- **WHAT TO PRODUCE**:
From the listing below, extract every line in which the word "материалы" appears.

# # # #

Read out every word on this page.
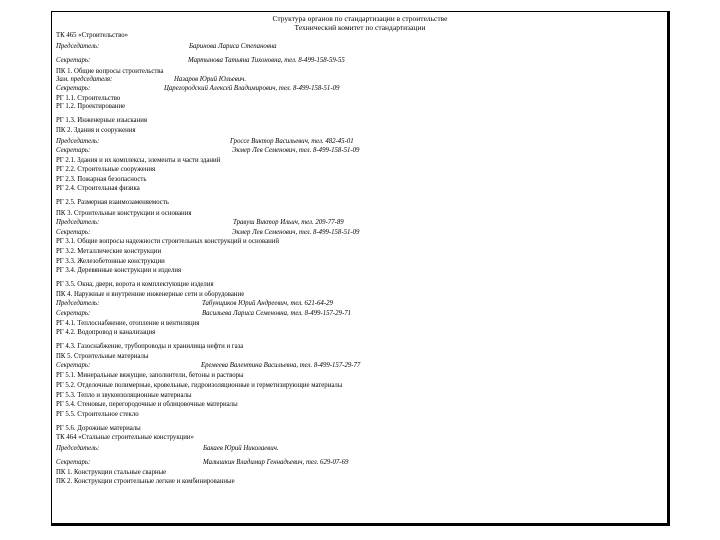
Структура органов по стандартизации в строительстве
Технический комитет по стандартизации
ТК 465 «Строительство»
Председатель:	Баринова Лариса Степановна
Секретарь:	Мартынова Татьяна Тихоновна, тел. 8-499-158-59-55
ПК 1. Общие вопросы строительства
Зам. председателя:	Назаров Юрий Юльевич.
Секретарь:	Царегородский Алексей Владимирович, тел. 8-499-158-51-09
РГ 1.1. Строительство
РГ 1.2. Проектирование
РГ 1.3. Инженерные изыскания
ПК 2. Здания и сооружения
Председатель:	Гроссе Виктор Васильевич, тел. 482-45-01
Секретарь:	Экмер Лев Семенович, тел. 8-499-158-51-09
РГ 2.1. Здания и их комплексы, элементы и части зданий
РГ 2.2. Строительные сооружения
РГ 2.3. Пожарная безопасность
РГ 2.4. Строительная физика
РГ 2.5. Размерная взаимозаменяемость
ПК 3. Строительные конструкции и основания
Председатель:	Травуш Виктор Ильич, тел. 209-77-89
Секретарь:	Экмер Лев Семенович, тел. 8-499-158-51-09
РГ 3.1. Общие вопросы надежности строительных конструкций и оснований
РГ 3.2. Металлические конструкции
РГ 3.3. Железобетонные конструкции
РГ 3.4. Деревянные конструкции и изделия
РГ 3.5. Окна, двери, ворота и комплектующие изделия
ПК 4. Наружные и внутренние инженерные сети и оборудование
Председатель:	Табунщиков Юрий Андреевич, тел. 621-64-29
Секретарь:	Васильева Лариса Семеновна, тел. 8-499-157-29-71
РГ 4.1. Теплоснабжение, отопление и вентиляция
РГ 4.2. Водопровод и канализация
РГ 4.3. Газоснабжение, трубопроводы и хранилища нефти и газа
ПК 5. Строительные материалы
Секретарь:	Еремеева Валентина Васильевна, тел. 8-499-157-29-77
РГ 5.1. Минеральные вяжущие, заполнители, бетоны и растворы
РГ 5.2. Отделочные полимерные, кровельные, гидроизоляционные и герметизирующие материалы
РГ 5.3. Тепло и звукоизоляционные материалы
РГ 5.4. Стеновые, перегородочные и облицовочные материалы
РГ 5.5. Строительное стекло
РГ 5.6. Дорожные материалы
ТК 464 «Стальные строительные конструкции»
Председатель:	Бакаев Юрий Николаевич.
Секретарь:	Малышкин Владимир Геннадьевич, тел. 629-07-69
ПК 1. Конструкции стальные сварные
ПК 2. Конструкции строительные легкие и комбинированные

# # # #

- **FULL OUTPUT**:
ПК 5. Строительные материалы
РГ 5.2. Отделочные полимерные, кровельные, гидроизоляционные и герметизирующие материалы
РГ 5.3. Тепло и звукоизоляционные материалы
РГ 5.4. Стеновые, перегородочные и облицовочные материалы
РГ 5.6. Дорожные материалы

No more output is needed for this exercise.